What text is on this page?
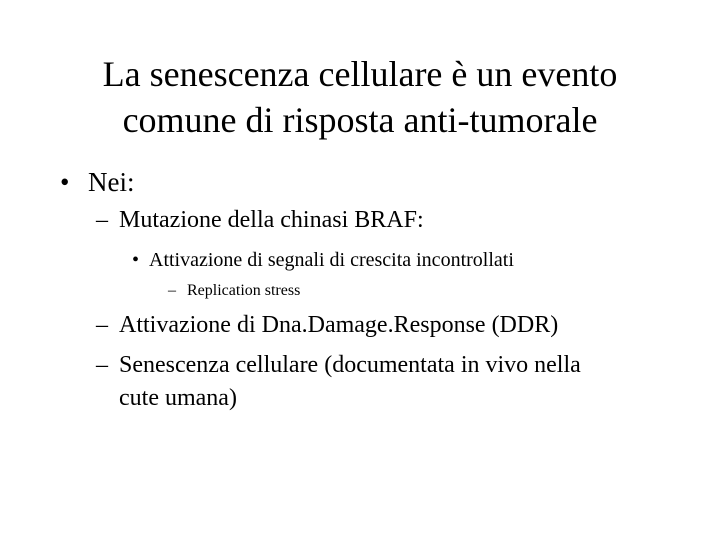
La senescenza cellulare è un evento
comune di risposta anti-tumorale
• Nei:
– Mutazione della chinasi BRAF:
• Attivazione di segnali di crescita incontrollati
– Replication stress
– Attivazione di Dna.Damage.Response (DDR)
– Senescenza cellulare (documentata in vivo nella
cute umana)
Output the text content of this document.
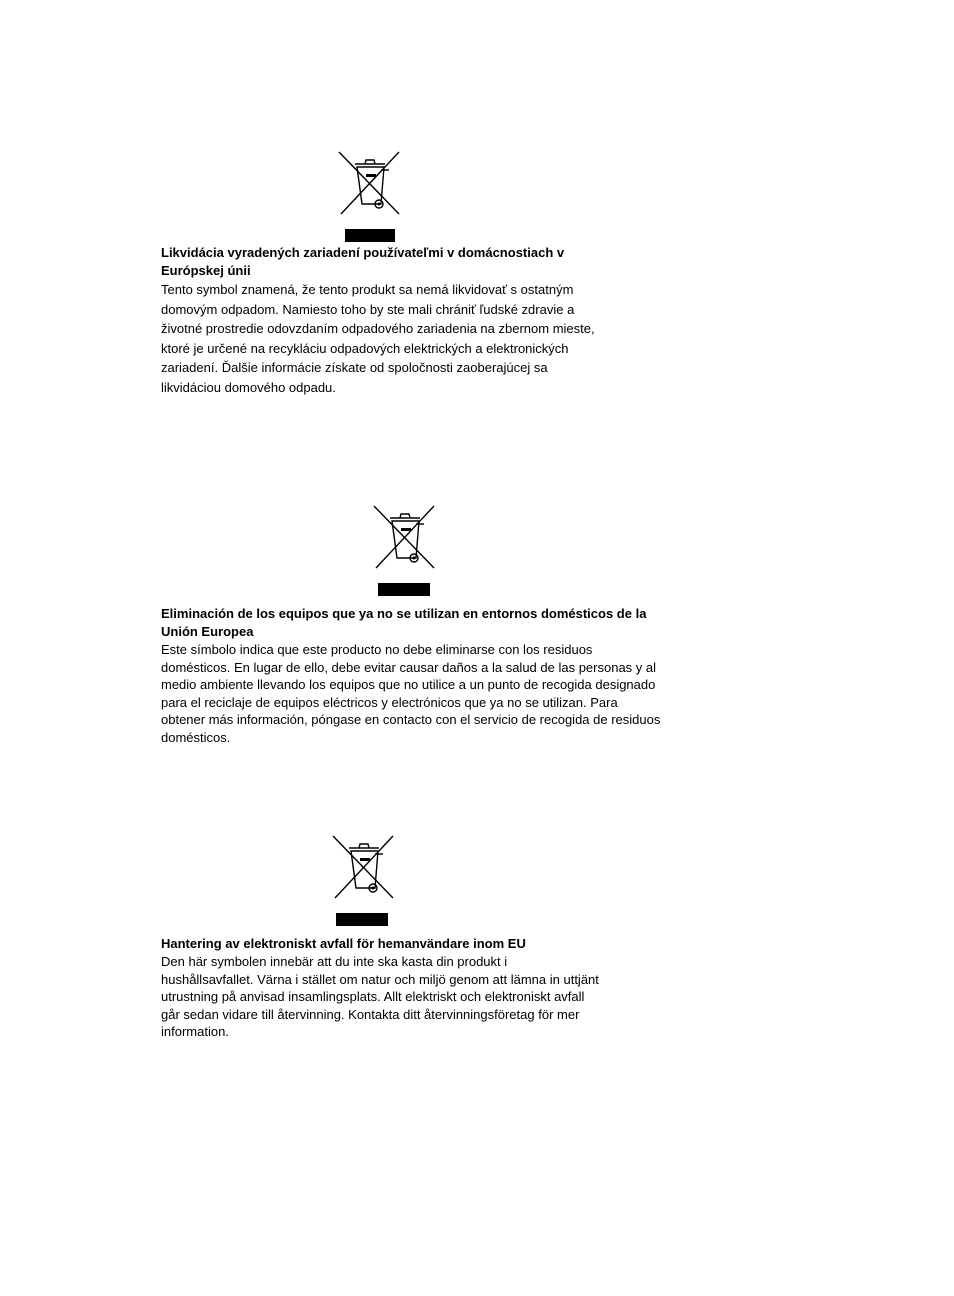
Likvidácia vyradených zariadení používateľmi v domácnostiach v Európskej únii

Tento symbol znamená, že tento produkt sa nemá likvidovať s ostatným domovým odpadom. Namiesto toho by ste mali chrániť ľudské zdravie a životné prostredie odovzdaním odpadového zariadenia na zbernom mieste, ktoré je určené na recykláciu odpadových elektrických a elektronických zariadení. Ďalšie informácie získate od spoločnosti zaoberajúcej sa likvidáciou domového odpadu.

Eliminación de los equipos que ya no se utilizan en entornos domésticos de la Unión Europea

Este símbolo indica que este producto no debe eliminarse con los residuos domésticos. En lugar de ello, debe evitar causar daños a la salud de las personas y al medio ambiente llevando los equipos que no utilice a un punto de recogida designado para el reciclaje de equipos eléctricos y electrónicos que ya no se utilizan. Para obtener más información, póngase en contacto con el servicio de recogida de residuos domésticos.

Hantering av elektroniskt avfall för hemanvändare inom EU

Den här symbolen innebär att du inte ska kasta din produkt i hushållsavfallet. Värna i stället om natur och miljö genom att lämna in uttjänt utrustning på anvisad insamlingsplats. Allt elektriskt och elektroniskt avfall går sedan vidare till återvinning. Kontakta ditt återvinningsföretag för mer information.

• [Prompt]:
Every record above should be transcribed exactly; the pictures stay out of the copy.

• [Worked solution]:
What text is on this page?
La senescenza cellulare è un evento
comune di risposta anti-tumorale
• Nei:
– Mutazione della chinasi BRAF:
• Attivazione di segnali di crescita incontrollati
– Replication stress
– Attivazione di Dna.Damage.Response (DDR)
– Senescenza cellulare (documentata in vivo nella
cute umana)
Output the text content of this document.
Likvidácia vyradených zariadení používateľmi v domácnostiach v Európskej únii

Tento symbol znamená, že tento produkt sa nemá likvidovať s ostatným domovým odpadom. Namiesto toho by ste mali chrániť ľudské zdravie a životné prostredie odovzdaním odpadového zariadenia na zbernom mieste, ktoré je určené na recykláciu odpadových elektrických a elektronických zariadení. Ďalšie informácie získate od spoločnosti zaoberajúcej sa likvidáciou domového odpadu.

Eliminación de los equipos que ya no se utilizan en entornos domésticos de la Unión Europea

Este símbolo indica que este producto no debe eliminarse con los residuos domésticos. En lugar de ello, debe evitar causar daños a la salud de las personas y al medio ambiente llevando los equipos que no utilice a un punto de recogida designado para el reciclaje de equipos eléctricos y electrónicos que ya no se utilizan. Para obtener más información, póngase en contacto con el servicio de recogida de residuos domésticos.

Hantering av elektroniskt avfall för hemanvändare inom EU

Den här symbolen innebär att du inte ska kasta din produkt i hushållsavfallet. Värna i stället om natur och miljö genom att lämna in uttjänt utrustning på anvisad insamlingsplats. Allt elektriskt och elektroniskt avfall går sedan vidare till återvinning. Kontakta ditt återvinningsföretag för mer information.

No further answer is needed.